[GIVEN INSTRUCTION] Every record below is to be retyped exactly.

=== EXCERPTED RECORDS ===

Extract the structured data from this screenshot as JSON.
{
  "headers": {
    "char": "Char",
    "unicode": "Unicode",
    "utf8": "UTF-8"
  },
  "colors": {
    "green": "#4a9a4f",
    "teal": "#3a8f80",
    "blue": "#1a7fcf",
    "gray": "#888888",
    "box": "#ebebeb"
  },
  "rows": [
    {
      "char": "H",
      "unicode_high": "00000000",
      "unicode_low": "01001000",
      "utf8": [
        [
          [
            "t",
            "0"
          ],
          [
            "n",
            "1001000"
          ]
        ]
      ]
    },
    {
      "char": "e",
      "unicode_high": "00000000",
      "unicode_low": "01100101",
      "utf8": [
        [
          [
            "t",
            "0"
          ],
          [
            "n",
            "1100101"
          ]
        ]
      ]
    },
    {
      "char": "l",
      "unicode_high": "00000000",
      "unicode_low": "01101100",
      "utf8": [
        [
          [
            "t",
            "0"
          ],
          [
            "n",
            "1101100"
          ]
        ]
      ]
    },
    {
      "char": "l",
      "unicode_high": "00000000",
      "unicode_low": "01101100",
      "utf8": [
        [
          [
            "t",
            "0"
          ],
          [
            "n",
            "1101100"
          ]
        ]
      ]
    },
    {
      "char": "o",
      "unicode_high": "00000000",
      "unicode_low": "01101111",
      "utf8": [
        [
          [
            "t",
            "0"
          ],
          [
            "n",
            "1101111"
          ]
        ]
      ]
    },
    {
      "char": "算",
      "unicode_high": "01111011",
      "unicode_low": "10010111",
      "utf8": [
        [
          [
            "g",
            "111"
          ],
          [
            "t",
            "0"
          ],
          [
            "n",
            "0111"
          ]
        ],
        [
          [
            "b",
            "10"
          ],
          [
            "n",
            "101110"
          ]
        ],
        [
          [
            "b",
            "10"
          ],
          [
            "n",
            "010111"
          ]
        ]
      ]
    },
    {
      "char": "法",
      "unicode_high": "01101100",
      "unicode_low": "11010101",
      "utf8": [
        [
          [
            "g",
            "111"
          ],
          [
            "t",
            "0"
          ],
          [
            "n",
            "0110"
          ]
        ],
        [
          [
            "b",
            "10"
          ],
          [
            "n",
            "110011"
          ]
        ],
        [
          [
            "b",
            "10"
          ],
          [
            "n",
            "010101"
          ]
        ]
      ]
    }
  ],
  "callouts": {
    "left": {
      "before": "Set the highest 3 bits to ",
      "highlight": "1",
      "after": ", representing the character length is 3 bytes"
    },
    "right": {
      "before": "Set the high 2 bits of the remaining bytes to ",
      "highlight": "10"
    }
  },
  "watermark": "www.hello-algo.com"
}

===

[EXERCISE RESULT]
Extract the structured data from this screenshot as JSON.
{
  "headers": {
    "char": "Char",
    "unicode": "Unicode",
    "utf8": "UTF-8"
  },
  "colors": {
    "green": "#4a9a4f",
    "teal": "#3a8f80",
    "blue": "#1a7fcf",
    "gray": "#888888",
    "box": "#ebebeb"
  },
  "rows": [
    {
      "char": "H",
      "unicode_high": "00000000",
      "unicode_low": "01001000",
      "utf8": [
        [
          [
            "t",
            "0"
          ],
          [
            "n",
            "1001000"
          ]
        ]
      ]
    },
    {
      "char": "e",
      "unicode_high": "00000000",
      "unicode_low": "01100101",
      "utf8": [
        [
          [
            "t",
            "0"
          ],
          [
            "n",
            "1100101"
          ]
        ]
      ]
    },
    {
      "char": "l",
      "unicode_high": "00000000",
      "unicode_low": "01101100",
      "utf8": [
        [
          [
            "t",
            "0"
          ],
          [
            "n",
            "1101100"
          ]
        ]
      ]
    },
    {
      "char": "l",
      "unicode_high": "00000000",
      "unicode_low": "01101100",
      "utf8": [
        [
          [
            "t",
            "0"
          ],
          [
            "n",
            "1101100"
          ]
        ]
      ]
    },
    {
      "char": "o",
      "unicode_high": "00000000",
      "unicode_low": "01101111",
      "utf8": [
        [
          [
            "t",
            "0"
          ],
          [
            "n",
            "1101111"
          ]
        ]
      ]
    },
    {
      "char": "算",
      "unicode_high": "01111011",
      "unicode_low": "10010111",
      "utf8": [
        [
          [
            "g",
            "111"
          ],
          [
            "t",
            "0"
          ],
          [
            "n",
            "0111"
          ]
        ],
        [
          [
            "b",
            "10"
          ],
          [
            "n",
            "101110"
          ]
        ],
        [
          [
            "b",
            "10"
          ],
          [
            "n",
            "010111"
          ]
        ]
      ]
    },
    {
      "char": "法",
      "unicode_high": "01101100",
      "unicode_low": "11010101",
      "utf8": [
        [
          [
            "g",
            "111"
          ],
          [
            "t",
            "0"
          ],
          [
            "n",
            "0110"
          ]
        ],
        [
          [
            "b",
            "10"
          ],
          [
            "n",
            "110011"
          ]
        ],
        [
          [
            "b",
            "10"
          ],
          [
            "n",
            "010101"
          ]
        ]
      ]
    }
  ],
  "callouts": {
    "left": {
      "before": "Set the highest 3 bits to ",
      "highlight": "1",
      "after": ", representing the character length is 3 bytes"
    },
    "right": {
      "before": "Set the high 2 bits of the remaining bytes to ",
      "highlight": "10"
    }
  },
  "watermark": "www.hello-algo.com"
}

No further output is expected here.